### RECORDS TO PROCESS

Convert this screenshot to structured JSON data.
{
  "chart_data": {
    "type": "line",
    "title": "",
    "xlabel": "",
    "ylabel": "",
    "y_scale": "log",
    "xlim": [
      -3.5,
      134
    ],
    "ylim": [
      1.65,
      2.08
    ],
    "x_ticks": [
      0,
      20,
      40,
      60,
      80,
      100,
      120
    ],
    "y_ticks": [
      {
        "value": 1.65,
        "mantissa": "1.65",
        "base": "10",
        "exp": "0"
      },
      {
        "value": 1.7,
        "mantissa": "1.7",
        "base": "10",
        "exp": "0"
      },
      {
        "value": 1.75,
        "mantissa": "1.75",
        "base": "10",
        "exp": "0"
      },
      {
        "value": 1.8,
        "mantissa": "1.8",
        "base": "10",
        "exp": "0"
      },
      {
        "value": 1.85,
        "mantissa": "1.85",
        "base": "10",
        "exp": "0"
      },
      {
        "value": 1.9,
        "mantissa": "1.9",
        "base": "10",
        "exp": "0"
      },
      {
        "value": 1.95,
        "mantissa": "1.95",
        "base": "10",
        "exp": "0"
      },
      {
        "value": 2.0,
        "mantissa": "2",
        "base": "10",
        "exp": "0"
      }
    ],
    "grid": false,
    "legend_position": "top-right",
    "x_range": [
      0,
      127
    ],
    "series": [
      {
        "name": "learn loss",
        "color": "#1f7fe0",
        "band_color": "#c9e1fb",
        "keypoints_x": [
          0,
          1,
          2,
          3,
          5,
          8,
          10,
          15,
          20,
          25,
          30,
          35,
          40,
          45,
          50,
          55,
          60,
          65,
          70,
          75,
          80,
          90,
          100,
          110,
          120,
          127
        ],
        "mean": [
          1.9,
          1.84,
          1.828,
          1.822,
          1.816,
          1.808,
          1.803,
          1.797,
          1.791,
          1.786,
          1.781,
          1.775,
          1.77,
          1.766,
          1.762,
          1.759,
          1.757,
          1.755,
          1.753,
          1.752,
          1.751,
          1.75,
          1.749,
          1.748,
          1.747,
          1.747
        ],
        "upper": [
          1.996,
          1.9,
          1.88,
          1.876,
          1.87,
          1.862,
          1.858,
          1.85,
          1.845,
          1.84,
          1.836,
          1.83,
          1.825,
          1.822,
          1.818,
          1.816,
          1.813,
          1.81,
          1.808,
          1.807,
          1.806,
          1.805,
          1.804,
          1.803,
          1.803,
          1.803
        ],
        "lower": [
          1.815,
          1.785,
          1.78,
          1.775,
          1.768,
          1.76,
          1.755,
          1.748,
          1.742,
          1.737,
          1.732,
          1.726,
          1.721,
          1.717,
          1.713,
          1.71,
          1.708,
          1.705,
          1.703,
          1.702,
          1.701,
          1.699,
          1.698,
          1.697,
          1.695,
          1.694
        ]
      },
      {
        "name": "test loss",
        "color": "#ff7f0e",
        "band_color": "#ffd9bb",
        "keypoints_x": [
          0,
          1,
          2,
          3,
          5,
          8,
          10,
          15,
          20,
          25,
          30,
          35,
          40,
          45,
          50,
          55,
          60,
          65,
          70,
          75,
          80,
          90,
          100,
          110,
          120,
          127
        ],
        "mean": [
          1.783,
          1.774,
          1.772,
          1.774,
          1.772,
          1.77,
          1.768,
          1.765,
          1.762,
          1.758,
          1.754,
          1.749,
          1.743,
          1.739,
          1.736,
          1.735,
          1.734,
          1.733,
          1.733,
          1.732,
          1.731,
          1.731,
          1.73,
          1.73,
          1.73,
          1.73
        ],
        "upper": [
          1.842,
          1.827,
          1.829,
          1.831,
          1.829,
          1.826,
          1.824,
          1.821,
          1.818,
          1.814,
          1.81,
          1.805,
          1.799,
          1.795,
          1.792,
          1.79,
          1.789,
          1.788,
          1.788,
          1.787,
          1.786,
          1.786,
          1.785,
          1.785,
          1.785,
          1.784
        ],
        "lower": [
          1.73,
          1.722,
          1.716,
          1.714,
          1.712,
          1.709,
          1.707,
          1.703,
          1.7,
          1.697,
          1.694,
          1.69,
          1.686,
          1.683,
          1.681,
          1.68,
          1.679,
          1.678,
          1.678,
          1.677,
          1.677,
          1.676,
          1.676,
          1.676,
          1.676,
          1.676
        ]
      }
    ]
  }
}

### EXERCISE PROMPT
Reproduce the complete set of lines precisely as supplied.

### SOLUTION
Convert this screenshot to structured JSON data.
{
  "chart_data": {
    "type": "line",
    "title": "",
    "xlabel": "",
    "ylabel": "",
    "y_scale": "log",
    "xlim": [
      -3.5,
      134
    ],
    "ylim": [
      1.65,
      2.08
    ],
    "x_ticks": [
      0,
      20,
      40,
      60,
      80,
      100,
      120
    ],
    "y_ticks": [
      {
        "value": 1.65,
        "mantissa": "1.65",
        "base": "10",
        "exp": "0"
      },
      {
        "value": 1.7,
        "mantissa": "1.7",
        "base": "10",
        "exp": "0"
      },
      {
        "value": 1.75,
        "mantissa": "1.75",
        "base": "10",
        "exp": "0"
      },
      {
        "value": 1.8,
        "mantissa": "1.8",
        "base": "10",
        "exp": "0"
      },
      {
        "value": 1.85,
        "mantissa": "1.85",
        "base": "10",
        "exp": "0"
      },
      {
        "value": 1.9,
        "mantissa": "1.9",
        "base": "10",
        "exp": "0"
      },
      {
        "value": 1.95,
        "mantissa": "1.95",
        "base": "10",
        "exp": "0"
      },
      {
        "value": 2.0,
        "mantissa": "2",
        "base": "10",
        "exp": "0"
      }
    ],
    "grid": false,
    "legend_position": "top-right",
    "x_range": [
      0,
      127
    ],
    "series": [
      {
        "name": "learn loss",
        "color": "#1f7fe0",
        "band_color": "#c9e1fb",
        "keypoints_x": [
          0,
          1,
          2,
          3,
          5,
          8,
          10,
          15,
          20,
          25,
          30,
          35,
          40,
          45,
          50,
          55,
          60,
          65,
          70,
          75,
          80,
          90,
          100,
          110,
          120,
          127
        ],
        "mean": [
          1.9,
          1.84,
          1.828,
          1.822,
          1.816,
          1.808,
          1.803,
          1.797,
          1.791,
          1.786,
          1.781,
          1.775,
          1.77,
          1.766,
          1.762,
          1.759,
          1.757,
          1.755,
          1.753,
          1.752,
          1.751,
          1.75,
          1.749,
          1.748,
          1.747,
          1.747
        ],
        "upper": [
          1.996,
          1.9,
          1.88,
          1.876,
          1.87,
          1.862,
          1.858,
          1.85,
          1.845,
          1.84,
          1.836,
          1.83,
          1.825,
          1.822,
          1.818,
          1.816,
          1.813,
          1.81,
          1.808,
          1.807,
          1.806,
          1.805,
          1.804,
          1.803,
          1.803,
          1.803
        ],
        "lower": [
          1.815,
          1.785,
          1.78,
          1.775,
          1.768,
          1.76,
          1.755,
          1.748,
          1.742,
          1.737,
          1.732,
          1.726,
          1.721,
          1.717,
          1.713,
          1.71,
          1.708,
          1.705,
          1.703,
          1.702,
          1.701,
          1.699,
          1.698,
          1.697,
          1.695,
          1.694
        ]
      },
      {
        "name": "test loss",
        "color": "#ff7f0e",
        "band_color": "#ffd9bb",
        "keypoints_x": [
          0,
          1,
          2,
          3,
          5,
          8,
          10,
          15,
          20,
          25,
          30,
          35,
          40,
          45,
          50,
          55,
          60,
          65,
          70,
          75,
          80,
          90,
          100,
          110,
          120,
          127
        ],
        "mean": [
          1.783,
          1.774,
          1.772,
          1.774,
          1.772,
          1.77,
          1.768,
          1.765,
          1.762,
          1.758,
          1.754,
          1.749,
          1.743,
          1.739,
          1.736,
          1.735,
          1.734,
          1.733,
          1.733,
          1.732,
          1.731,
          1.731,
          1.73,
          1.73,
          1.73,
          1.73
        ],
        "upper": [
          1.842,
          1.827,
          1.829,
          1.831,
          1.829,
          1.826,
          1.824,
          1.821,
          1.818,
          1.814,
          1.81,
          1.805,
          1.799,
          1.795,
          1.792,
          1.79,
          1.789,
          1.788,
          1.788,
          1.787,
          1.786,
          1.786,
          1.785,
          1.785,
          1.785,
          1.784
        ],
        "lower": [
          1.73,
          1.722,
          1.716,
          1.714,
          1.712,
          1.709,
          1.707,
          1.703,
          1.7,
          1.697,
          1.694,
          1.69,
          1.686,
          1.683,
          1.681,
          1.68,
          1.679,
          1.678,
          1.678,
          1.677,
          1.677,
          1.676,
          1.676,
          1.676,
          1.676,
          1.676
        ]
      }
    ]
  }
}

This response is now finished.